▶ Goal of the exercise
Output the data below in full, byte for byte. Nothing may differ.

:: Rows

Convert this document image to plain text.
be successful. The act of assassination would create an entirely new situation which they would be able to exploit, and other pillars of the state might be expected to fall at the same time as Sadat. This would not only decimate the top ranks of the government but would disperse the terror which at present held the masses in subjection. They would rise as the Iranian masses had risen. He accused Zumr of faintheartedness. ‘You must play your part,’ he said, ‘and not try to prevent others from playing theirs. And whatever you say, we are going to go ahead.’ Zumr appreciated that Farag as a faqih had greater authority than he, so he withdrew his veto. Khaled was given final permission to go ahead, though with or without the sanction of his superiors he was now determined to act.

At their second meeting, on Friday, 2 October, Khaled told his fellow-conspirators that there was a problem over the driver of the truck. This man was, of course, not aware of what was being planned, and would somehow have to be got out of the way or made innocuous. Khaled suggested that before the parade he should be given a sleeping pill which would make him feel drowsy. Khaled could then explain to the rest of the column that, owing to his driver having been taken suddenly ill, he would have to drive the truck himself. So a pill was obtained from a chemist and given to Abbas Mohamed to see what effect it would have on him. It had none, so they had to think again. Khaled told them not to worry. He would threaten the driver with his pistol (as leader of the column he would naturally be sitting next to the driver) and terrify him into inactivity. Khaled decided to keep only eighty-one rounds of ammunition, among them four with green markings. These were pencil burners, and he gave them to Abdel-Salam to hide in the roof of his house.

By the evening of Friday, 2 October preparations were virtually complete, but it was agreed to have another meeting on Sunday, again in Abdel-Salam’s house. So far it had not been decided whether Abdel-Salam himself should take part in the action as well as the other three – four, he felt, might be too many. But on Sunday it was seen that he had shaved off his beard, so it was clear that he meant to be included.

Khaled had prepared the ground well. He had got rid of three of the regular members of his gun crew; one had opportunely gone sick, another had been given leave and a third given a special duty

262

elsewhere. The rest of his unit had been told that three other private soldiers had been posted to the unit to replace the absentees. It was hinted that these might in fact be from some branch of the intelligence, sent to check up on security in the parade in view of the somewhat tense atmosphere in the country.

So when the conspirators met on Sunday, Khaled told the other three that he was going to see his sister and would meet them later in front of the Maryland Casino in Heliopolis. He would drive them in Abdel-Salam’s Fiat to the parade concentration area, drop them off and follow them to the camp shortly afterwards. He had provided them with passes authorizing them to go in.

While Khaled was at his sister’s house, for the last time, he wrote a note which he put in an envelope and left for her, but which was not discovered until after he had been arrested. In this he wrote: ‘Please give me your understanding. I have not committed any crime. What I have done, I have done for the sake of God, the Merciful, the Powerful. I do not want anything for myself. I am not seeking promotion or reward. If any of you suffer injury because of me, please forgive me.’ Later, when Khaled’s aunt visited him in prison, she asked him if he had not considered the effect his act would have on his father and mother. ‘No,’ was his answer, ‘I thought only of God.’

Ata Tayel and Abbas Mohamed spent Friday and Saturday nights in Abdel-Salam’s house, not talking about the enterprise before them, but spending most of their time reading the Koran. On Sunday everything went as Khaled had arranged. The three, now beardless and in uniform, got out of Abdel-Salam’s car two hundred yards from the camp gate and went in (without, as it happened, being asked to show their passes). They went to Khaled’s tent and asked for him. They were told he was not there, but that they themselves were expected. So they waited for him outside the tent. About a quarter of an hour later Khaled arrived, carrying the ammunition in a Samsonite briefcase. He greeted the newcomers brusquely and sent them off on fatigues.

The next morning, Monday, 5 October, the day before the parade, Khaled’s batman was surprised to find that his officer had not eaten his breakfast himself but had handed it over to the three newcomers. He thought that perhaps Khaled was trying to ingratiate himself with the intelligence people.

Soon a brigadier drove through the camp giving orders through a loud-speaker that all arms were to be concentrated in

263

::::

▶ In response
Convert this document image to plain text.
be successful. The act of assassination would create an entirely new situation which they would be able to exploit, and other pillars of the state might be expected to fall at the same time as Sadat. This would not only decimate the top ranks of the government but would disperse the terror which at present held the masses in subjection. They would rise as the Iranian masses had risen. He accused Zumr of faintheartedness. ‘You must play your part,’ he said, ‘and not try to prevent others from playing theirs. And whatever you say, we are going to go ahead.’ Zumr appreciated that Farag as a faqih had greater authority than he, so he withdrew his veto. Khaled was given final permission to go ahead, though with or without the sanction of his superiors he was now determined to act.

At their second meeting, on Friday, 2 October, Khaled told his fellow-conspirators that there was a problem over the driver of the truck. This man was, of course, not aware of what was being planned, and would somehow have to be got out of the way or made innocuous. Khaled suggested that before the parade he should be given a sleeping pill which would make him feel drowsy. Khaled could then explain to the rest of the column that, owing to his driver having been taken suddenly ill, he would have to drive the truck himself. So a pill was obtained from a chemist and given to Abbas Mohamed to see what effect it would have on him. It had none, so they had to think again. Khaled told them not to worry. He would threaten the driver with his pistol (as leader of the column he would naturally be sitting next to the driver) and terrify him into inactivity. Khaled decided to keep only eighty-one rounds of ammunition, among them four with green markings. These were pencil burners, and he gave them to Abdel-Salam to hide in the roof of his house.

By the evening of Friday, 2 October preparations were virtually complete, but it was agreed to have another meeting on Sunday, again in Abdel-Salam’s house. So far it had not been decided whether Abdel-Salam himself should take part in the action as well as the other three – four, he felt, might be too many. But on Sunday it was seen that he had shaved off his beard, so it was clear that he meant to be included.

Khaled had prepared the ground well. He had got rid of three of the regular members of his gun crew; one had opportunely gone sick, another had been given leave and a third given a special duty

262

elsewhere. The rest of his unit had been told that three other private soldiers had been posted to the unit to replace the absentees. It was hinted that these might in fact be from some branch of the intelligence, sent to check up on security in the parade in view of the somewhat tense atmosphere in the country.

So when the conspirators met on Sunday, Khaled told the other three that he was going to see his sister and would meet them later in front of the Maryland Casino in Heliopolis. He would drive them in Abdel-Salam’s Fiat to the parade concentration area, drop them off and follow them to the camp shortly afterwards. He had provided them with passes authorizing them to go in.

While Khaled was at his sister’s house, for the last time, he wrote a note which he put in an envelope and left for her, but which was not discovered until after he had been arrested. In this he wrote: ‘Please give me your understanding. I have not committed any crime. What I have done, I have done for the sake of God, the Merciful, the Powerful. I do not want anything for myself. I am not seeking promotion or reward. If any of you suffer injury because of me, please forgive me.’ Later, when Khaled’s aunt visited him in prison, she asked him if he had not considered the effect his act would have on his father and mother. ‘No,’ was his answer, ‘I thought only of God.’

Ata Tayel and Abbas Mohamed spent Friday and Saturday nights in Abdel-Salam’s house, not talking about the enterprise before them, but spending most of their time reading the Koran. On Sunday everything went as Khaled had arranged. The three, now beardless and in uniform, got out of Abdel-Salam’s car two hundred yards from the camp gate and went in (without, as it happened, being asked to show their passes). They went to Khaled’s tent and asked for him. They were told he was not there, but that they themselves were expected. So they waited for him outside the tent. About a quarter of an hour later Khaled arrived, carrying the ammunition in a Samsonite briefcase. He greeted the newcomers brusquely and sent them off on fatigues.

The next morning, Monday, 5 October, the day before the parade, Khaled’s batman was surprised to find that his officer had not eaten his breakfast himself but had handed it over to the three newcomers. He thought that perhaps Khaled was trying to ingratiate himself with the intelligence people.

Soon a brigadier drove through the camp giving orders through a loud-speaker that all arms were to be concentrated in

263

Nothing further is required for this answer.